begin PROVIDED DATA

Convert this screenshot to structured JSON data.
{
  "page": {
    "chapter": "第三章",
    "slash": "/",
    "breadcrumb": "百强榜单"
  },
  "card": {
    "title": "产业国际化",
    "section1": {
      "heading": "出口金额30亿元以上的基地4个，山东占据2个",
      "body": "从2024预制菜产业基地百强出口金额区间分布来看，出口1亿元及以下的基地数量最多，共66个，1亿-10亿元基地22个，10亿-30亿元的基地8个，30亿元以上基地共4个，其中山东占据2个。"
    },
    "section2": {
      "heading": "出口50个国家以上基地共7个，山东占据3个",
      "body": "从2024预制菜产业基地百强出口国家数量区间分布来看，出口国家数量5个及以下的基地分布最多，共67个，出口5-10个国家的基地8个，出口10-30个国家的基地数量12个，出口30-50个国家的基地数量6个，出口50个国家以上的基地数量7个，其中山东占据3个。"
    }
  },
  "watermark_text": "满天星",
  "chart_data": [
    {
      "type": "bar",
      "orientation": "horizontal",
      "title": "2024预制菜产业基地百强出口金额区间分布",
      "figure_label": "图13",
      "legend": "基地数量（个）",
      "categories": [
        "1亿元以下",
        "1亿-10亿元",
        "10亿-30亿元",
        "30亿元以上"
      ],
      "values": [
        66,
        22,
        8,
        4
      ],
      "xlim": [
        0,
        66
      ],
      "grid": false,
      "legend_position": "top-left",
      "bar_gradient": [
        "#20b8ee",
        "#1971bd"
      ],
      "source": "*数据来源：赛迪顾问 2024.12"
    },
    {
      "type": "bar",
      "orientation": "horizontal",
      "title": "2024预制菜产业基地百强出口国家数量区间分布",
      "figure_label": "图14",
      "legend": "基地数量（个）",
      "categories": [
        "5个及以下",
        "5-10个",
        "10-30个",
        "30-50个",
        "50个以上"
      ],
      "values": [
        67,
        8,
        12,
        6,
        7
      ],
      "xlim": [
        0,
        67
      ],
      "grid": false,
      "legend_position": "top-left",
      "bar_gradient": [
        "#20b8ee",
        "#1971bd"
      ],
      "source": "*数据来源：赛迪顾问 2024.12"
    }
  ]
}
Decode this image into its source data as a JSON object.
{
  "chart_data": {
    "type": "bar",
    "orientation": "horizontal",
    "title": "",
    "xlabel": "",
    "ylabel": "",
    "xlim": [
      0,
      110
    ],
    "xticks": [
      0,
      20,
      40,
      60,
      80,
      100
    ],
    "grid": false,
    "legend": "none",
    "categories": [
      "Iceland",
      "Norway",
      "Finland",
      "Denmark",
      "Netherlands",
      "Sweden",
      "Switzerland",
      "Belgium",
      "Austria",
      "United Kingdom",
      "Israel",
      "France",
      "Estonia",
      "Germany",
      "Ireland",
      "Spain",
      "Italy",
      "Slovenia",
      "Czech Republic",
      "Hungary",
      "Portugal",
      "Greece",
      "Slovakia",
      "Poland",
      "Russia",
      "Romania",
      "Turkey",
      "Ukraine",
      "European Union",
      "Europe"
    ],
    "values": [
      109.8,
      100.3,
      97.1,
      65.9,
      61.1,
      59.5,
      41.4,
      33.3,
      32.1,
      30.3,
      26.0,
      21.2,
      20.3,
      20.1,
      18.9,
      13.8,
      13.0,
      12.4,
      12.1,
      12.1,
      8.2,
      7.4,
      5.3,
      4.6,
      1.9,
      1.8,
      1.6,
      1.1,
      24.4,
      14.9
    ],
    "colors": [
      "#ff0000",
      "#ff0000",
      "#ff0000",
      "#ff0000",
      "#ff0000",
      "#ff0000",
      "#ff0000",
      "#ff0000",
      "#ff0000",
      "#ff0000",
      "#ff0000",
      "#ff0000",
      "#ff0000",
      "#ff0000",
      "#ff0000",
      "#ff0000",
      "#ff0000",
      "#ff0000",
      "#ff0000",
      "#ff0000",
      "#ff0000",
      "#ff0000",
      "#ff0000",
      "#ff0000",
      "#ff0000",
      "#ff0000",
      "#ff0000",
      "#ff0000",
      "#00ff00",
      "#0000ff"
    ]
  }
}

end PROVIDED DATA

PROBLEM DESCRIPTION » Your answer should be a single number: the count of lines in the material above that contain "body".

EXERCISE RESPONSE » 2